§ Supplied entries:
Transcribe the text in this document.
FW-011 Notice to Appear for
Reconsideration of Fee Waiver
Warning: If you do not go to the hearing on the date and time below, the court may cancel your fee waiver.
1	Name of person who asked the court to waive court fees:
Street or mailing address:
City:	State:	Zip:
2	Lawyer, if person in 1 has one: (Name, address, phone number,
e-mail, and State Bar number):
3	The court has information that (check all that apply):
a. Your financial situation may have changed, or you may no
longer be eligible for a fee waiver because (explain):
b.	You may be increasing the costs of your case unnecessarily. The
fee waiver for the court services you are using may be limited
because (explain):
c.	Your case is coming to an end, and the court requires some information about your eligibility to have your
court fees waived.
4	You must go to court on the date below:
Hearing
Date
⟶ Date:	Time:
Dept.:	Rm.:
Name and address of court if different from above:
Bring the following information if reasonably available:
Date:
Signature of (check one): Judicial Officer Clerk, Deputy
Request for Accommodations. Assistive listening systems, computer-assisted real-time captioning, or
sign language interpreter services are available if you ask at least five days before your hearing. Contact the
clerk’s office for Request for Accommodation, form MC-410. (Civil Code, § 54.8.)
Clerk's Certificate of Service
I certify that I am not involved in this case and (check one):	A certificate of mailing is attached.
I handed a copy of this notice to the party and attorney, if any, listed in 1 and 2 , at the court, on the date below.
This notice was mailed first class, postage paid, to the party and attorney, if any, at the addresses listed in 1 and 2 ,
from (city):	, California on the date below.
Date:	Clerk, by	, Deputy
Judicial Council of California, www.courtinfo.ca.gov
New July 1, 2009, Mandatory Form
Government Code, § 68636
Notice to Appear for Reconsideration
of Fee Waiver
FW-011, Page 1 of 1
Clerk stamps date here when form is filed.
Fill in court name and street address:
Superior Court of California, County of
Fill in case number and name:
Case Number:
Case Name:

§ The exercise: In the records above, locate each line with the word "Code". Copy all such lines.

§ Output for this exercise:
clerk’s office for Request for Accommodation, form MC-410. (Civil Code, § 54.8.)
Government Code, § 68636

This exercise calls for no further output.